* Exercise goal: Repeat the records in full and exactly, omitting pictures.

(Items from a figure collection)
-- -- --
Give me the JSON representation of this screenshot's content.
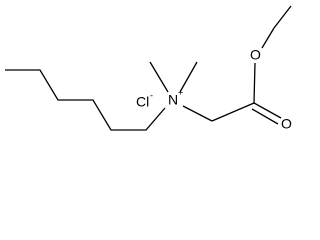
{
  "atoms": [
    {
      "label": "N",
      "charge": "+"
    },
    {
      "label": "Cl",
      "charge": "-"
    },
    {
      "label": "O"
    },
    {
      "label": "O"
    }
  ]
}
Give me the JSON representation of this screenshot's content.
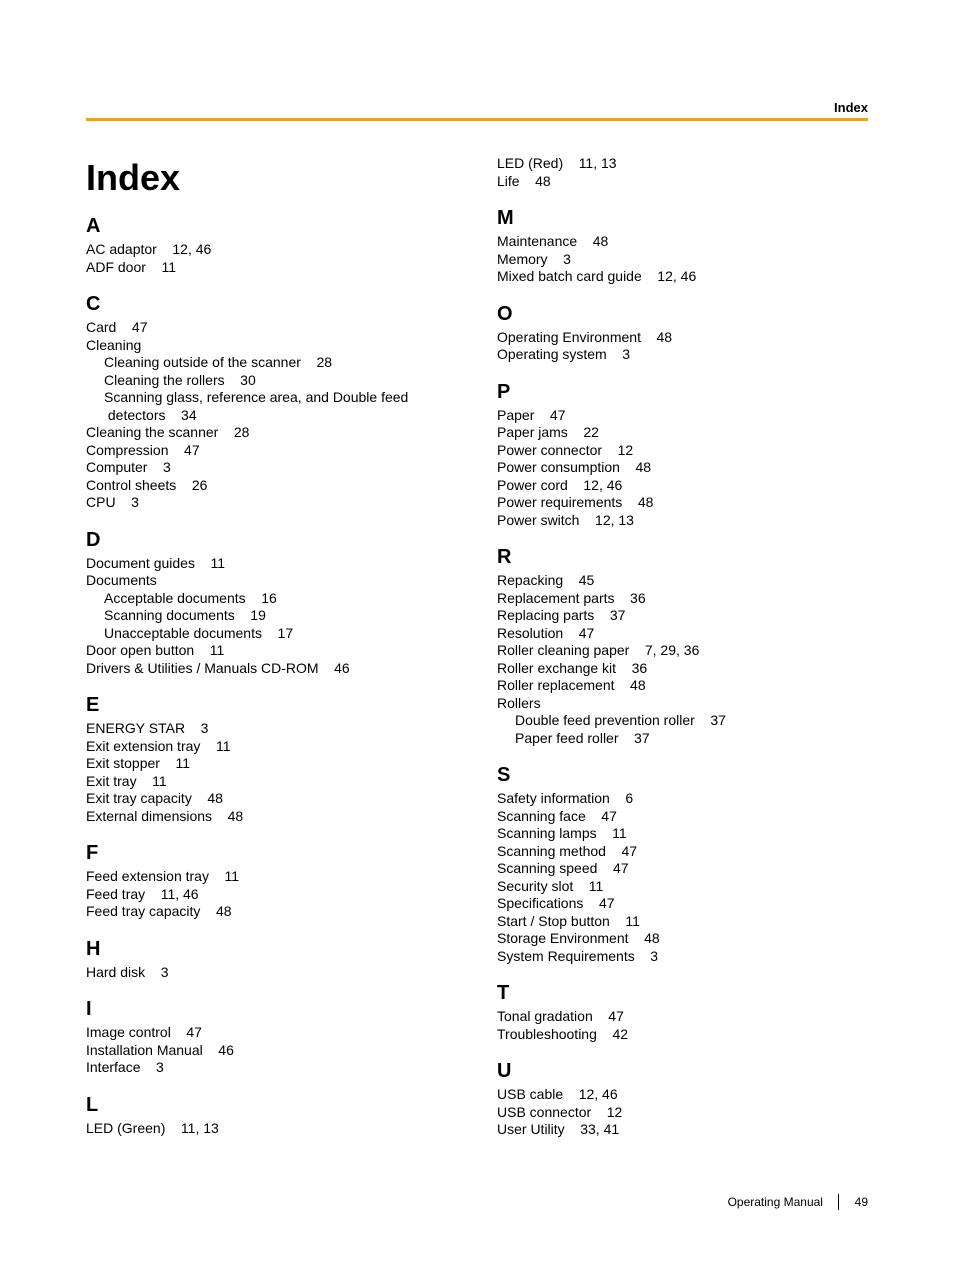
{
  "header_label": "Index",
  "title": "Index",
  "footer_label": "Operating Manual",
  "page_number": "49",
  "left": [
    {
      "letter": "A",
      "entries": [
        {
          "t": "AC adaptor    12, 46"
        },
        {
          "t": "ADF door    11"
        }
      ]
    },
    {
      "letter": "C",
      "entries": [
        {
          "t": "Card    47"
        },
        {
          "t": "Cleaning"
        },
        {
          "t": "Cleaning outside of the scanner    28",
          "sub": true
        },
        {
          "t": "Cleaning the rollers    30",
          "sub": true
        },
        {
          "t": "Scanning glass, reference area, and Double feed",
          "sub": true
        },
        {
          "t": " detectors    34",
          "sub": true
        },
        {
          "t": "Cleaning the scanner    28"
        },
        {
          "t": "Compression    47"
        },
        {
          "t": "Computer    3"
        },
        {
          "t": "Control sheets    26"
        },
        {
          "t": "CPU    3"
        }
      ]
    },
    {
      "letter": "D",
      "entries": [
        {
          "t": "Document guides    11"
        },
        {
          "t": "Documents"
        },
        {
          "t": "Acceptable documents    16",
          "sub": true
        },
        {
          "t": "Scanning documents    19",
          "sub": true
        },
        {
          "t": "Unacceptable documents    17",
          "sub": true
        },
        {
          "t": "Door open button    11"
        },
        {
          "t": "Drivers & Utilities / Manuals CD-ROM    46"
        }
      ]
    },
    {
      "letter": "E",
      "entries": [
        {
          "t": "ENERGY STAR    3"
        },
        {
          "t": "Exit extension tray    11"
        },
        {
          "t": "Exit stopper    11"
        },
        {
          "t": "Exit tray    11"
        },
        {
          "t": "Exit tray capacity    48"
        },
        {
          "t": "External dimensions    48"
        }
      ]
    },
    {
      "letter": "F",
      "entries": [
        {
          "t": "Feed extension tray    11"
        },
        {
          "t": "Feed tray    11, 46"
        },
        {
          "t": "Feed tray capacity    48"
        }
      ]
    },
    {
      "letter": "H",
      "entries": [
        {
          "t": "Hard disk    3"
        }
      ]
    },
    {
      "letter": "I",
      "entries": [
        {
          "t": "Image control    47"
        },
        {
          "t": "Installation Manual    46"
        },
        {
          "t": "Interface    3"
        }
      ]
    },
    {
      "letter": "L",
      "entries": [
        {
          "t": "LED (Green)    11, 13"
        }
      ]
    }
  ],
  "right_top": [
    {
      "t": "LED (Red)    11, 13"
    },
    {
      "t": "Life    48"
    }
  ],
  "right": [
    {
      "letter": "M",
      "entries": [
        {
          "t": "Maintenance    48"
        },
        {
          "t": "Memory    3"
        },
        {
          "t": "Mixed batch card guide    12, 46"
        }
      ]
    },
    {
      "letter": "O",
      "entries": [
        {
          "t": "Operating Environment    48"
        },
        {
          "t": "Operating system    3"
        }
      ]
    },
    {
      "letter": "P",
      "entries": [
        {
          "t": "Paper    47"
        },
        {
          "t": "Paper jams    22"
        },
        {
          "t": "Power connector    12"
        },
        {
          "t": "Power consumption    48"
        },
        {
          "t": "Power cord    12, 46"
        },
        {
          "t": "Power requirements    48"
        },
        {
          "t": "Power switch    12, 13"
        }
      ]
    },
    {
      "letter": "R",
      "entries": [
        {
          "t": "Repacking    45"
        },
        {
          "t": "Replacement parts    36"
        },
        {
          "t": "Replacing parts    37"
        },
        {
          "t": "Resolution    47"
        },
        {
          "t": "Roller cleaning paper    7, 29, 36"
        },
        {
          "t": "Roller exchange kit    36"
        },
        {
          "t": "Roller replacement    48"
        },
        {
          "t": "Rollers"
        },
        {
          "t": "Double feed prevention roller    37",
          "sub": true
        },
        {
          "t": "Paper feed roller    37",
          "sub": true
        }
      ]
    },
    {
      "letter": "S",
      "entries": [
        {
          "t": "Safety information    6"
        },
        {
          "t": "Scanning face    47"
        },
        {
          "t": "Scanning lamps    11"
        },
        {
          "t": "Scanning method    47"
        },
        {
          "t": "Scanning speed    47"
        },
        {
          "t": "Security slot    11"
        },
        {
          "t": "Specifications    47"
        },
        {
          "t": "Start / Stop button    11"
        },
        {
          "t": "Storage Environment    48"
        },
        {
          "t": "System Requirements    3"
        }
      ]
    },
    {
      "letter": "T",
      "entries": [
        {
          "t": "Tonal gradation    47"
        },
        {
          "t": "Troubleshooting    42"
        }
      ]
    },
    {
      "letter": "U",
      "entries": [
        {
          "t": "USB cable    12, 46"
        },
        {
          "t": "USB connector    12"
        },
        {
          "t": "User Utility    33, 41"
        }
      ]
    }
  ]
}
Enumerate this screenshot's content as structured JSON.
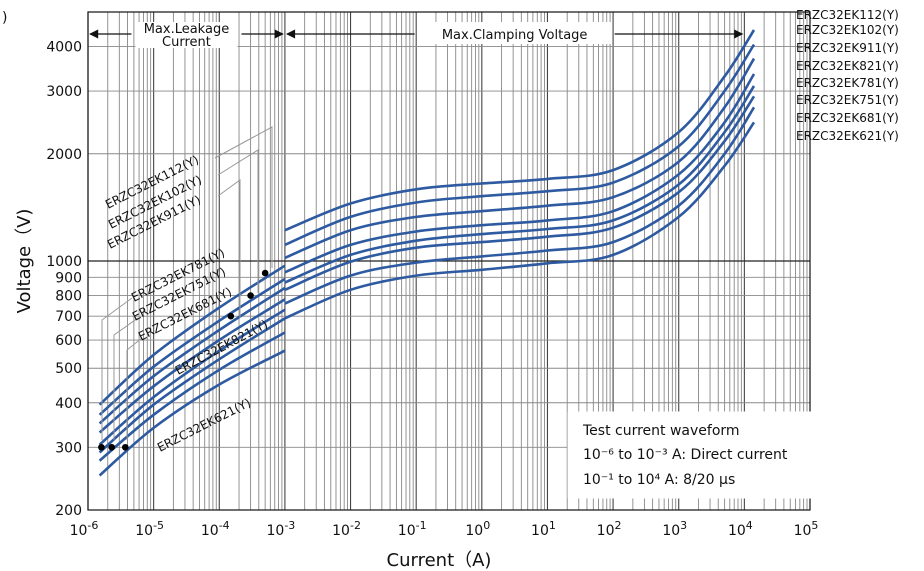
-- -- --
* Solved problem:
Give me the JSON representation of this screenshot's content.
{
  "atoms": [
    {
      "label": "N",
      "charge": "+"
    },
    {
      "label": "Cl",
      "charge": "-"
    },
    {
      "label": "O"
    },
    {
      "label": "O"
    }
  ]
}
Give me the JSON representation of this screenshot's content.
{
  "header_label": "Index",
  "title": "Index",
  "footer_label": "Operating Manual",
  "page_number": "49",
  "left": [
    {
      "letter": "A",
      "entries": [
        {
          "t": "AC adaptor    12, 46"
        },
        {
          "t": "ADF door    11"
        }
      ]
    },
    {
      "letter": "C",
      "entries": [
        {
          "t": "Card    47"
        },
        {
          "t": "Cleaning"
        },
        {
          "t": "Cleaning outside of the scanner    28",
          "sub": true
        },
        {
          "t": "Cleaning the rollers    30",
          "sub": true
        },
        {
          "t": "Scanning glass, reference area, and Double feed",
          "sub": true
        },
        {
          "t": " detectors    34",
          "sub": true
        },
        {
          "t": "Cleaning the scanner    28"
        },
        {
          "t": "Compression    47"
        },
        {
          "t": "Computer    3"
        },
        {
          "t": "Control sheets    26"
        },
        {
          "t": "CPU    3"
        }
      ]
    },
    {
      "letter": "D",
      "entries": [
        {
          "t": "Document guides    11"
        },
        {
          "t": "Documents"
        },
        {
          "t": "Acceptable documents    16",
          "sub": true
        },
        {
          "t": "Scanning documents    19",
          "sub": true
        },
        {
          "t": "Unacceptable documents    17",
          "sub": true
        },
        {
          "t": "Door open button    11"
        },
        {
          "t": "Drivers & Utilities / Manuals CD-ROM    46"
        }
      ]
    },
    {
      "letter": "E",
      "entries": [
        {
          "t": "ENERGY STAR    3"
        },
        {
          "t": "Exit extension tray    11"
        },
        {
          "t": "Exit stopper    11"
        },
        {
          "t": "Exit tray    11"
        },
        {
          "t": "Exit tray capacity    48"
        },
        {
          "t": "External dimensions    48"
        }
      ]
    },
    {
      "letter": "F",
      "entries": [
        {
          "t": "Feed extension tray    11"
        },
        {
          "t": "Feed tray    11, 46"
        },
        {
          "t": "Feed tray capacity    48"
        }
      ]
    },
    {
      "letter": "H",
      "entries": [
        {
          "t": "Hard disk    3"
        }
      ]
    },
    {
      "letter": "I",
      "entries": [
        {
          "t": "Image control    47"
        },
        {
          "t": "Installation Manual    46"
        },
        {
          "t": "Interface    3"
        }
      ]
    },
    {
      "letter": "L",
      "entries": [
        {
          "t": "LED (Green)    11, 13"
        }
      ]
    }
  ],
  "right_top": [
    {
      "t": "LED (Red)    11, 13"
    },
    {
      "t": "Life    48"
    }
  ],
  "right": [
    {
      "letter": "M",
      "entries": [
        {
          "t": "Maintenance    48"
        },
        {
          "t": "Memory    3"
        },
        {
          "t": "Mixed batch card guide    12, 46"
        }
      ]
    },
    {
      "letter": "O",
      "entries": [
        {
          "t": "Operating Environment    48"
        },
        {
          "t": "Operating system    3"
        }
      ]
    },
    {
      "letter": "P",
      "entries": [
        {
          "t": "Paper    47"
        },
        {
          "t": "Paper jams    22"
        },
        {
          "t": "Power connector    12"
        },
        {
          "t": "Power consumption    48"
        },
        {
          "t": "Power cord    12, 46"
        },
        {
          "t": "Power requirements    48"
        },
        {
          "t": "Power switch    12, 13"
        }
      ]
    },
    {
      "letter": "R",
      "entries": [
        {
          "t": "Repacking    45"
        },
        {
          "t": "Replacement parts    36"
        },
        {
          "t": "Replacing parts    37"
        },
        {
          "t": "Resolution    47"
        },
        {
          "t": "Roller cleaning paper    7, 29, 36"
        },
        {
          "t": "Roller exchange kit    36"
        },
        {
          "t": "Roller replacement    48"
        },
        {
          "t": "Rollers"
        },
        {
          "t": "Double feed prevention roller    37",
          "sub": true
        },
        {
          "t": "Paper feed roller    37",
          "sub": true
        }
      ]
    },
    {
      "letter": "S",
      "entries": [
        {
          "t": "Safety information    6"
        },
        {
          "t": "Scanning face    47"
        },
        {
          "t": "Scanning lamps    11"
        },
        {
          "t": "Scanning method    47"
        },
        {
          "t": "Scanning speed    47"
        },
        {
          "t": "Security slot    11"
        },
        {
          "t": "Specifications    47"
        },
        {
          "t": "Start / Stop button    11"
        },
        {
          "t": "Storage Environment    48"
        },
        {
          "t": "System Requirements    3"
        }
      ]
    },
    {
      "letter": "T",
      "entries": [
        {
          "t": "Tonal gradation    47"
        },
        {
          "t": "Troubleshooting    42"
        }
      ]
    },
    {
      "letter": "U",
      "entries": [
        {
          "t": "USB cable    12, 46"
        },
        {
          "t": "USB connector    12"
        },
        {
          "t": "User Utility    33, 41"
        }
      ]
    }
  ]
}
Enumerate this screenshot's content as structured JSON.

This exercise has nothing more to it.